- _What you will do_: Convert the rows below into a two-column CSV with the headers instruction and response. Give one line per row, put each row's text and its answer in their own quoted fields with line breaks replaced by spaces, include every row, and leave out the pictures.
──────── Material for this exercise ────────
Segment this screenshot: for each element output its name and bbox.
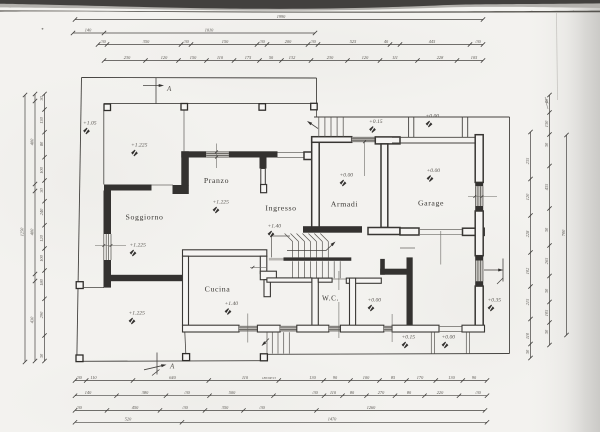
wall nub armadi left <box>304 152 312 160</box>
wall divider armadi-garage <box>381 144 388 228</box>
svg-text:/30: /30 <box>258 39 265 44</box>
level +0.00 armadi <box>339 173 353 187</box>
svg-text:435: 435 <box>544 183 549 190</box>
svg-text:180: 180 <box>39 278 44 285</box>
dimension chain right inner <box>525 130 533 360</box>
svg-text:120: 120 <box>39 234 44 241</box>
────────
- _Answer to this exercise_:
instruction,response
"Segment this screenshot: for each element output its name and bbox.","wall nub armadi left <box>304 152 312 160</box> wall divider armadi-garage <box>381 144 388 228</box> svg-text:/30: /30 <box>258 39 265 44</box> level +0.00 armadi <box>339 173 353 187</box> svg-text:435: 435 <box>544 183 549 190</box> svg-text:180: 180 <box>39 278 44 285</box> dimension chain right inner <box>525 130 533 360</box> svg-text:120: 120 <box>39 234 44 241</box>"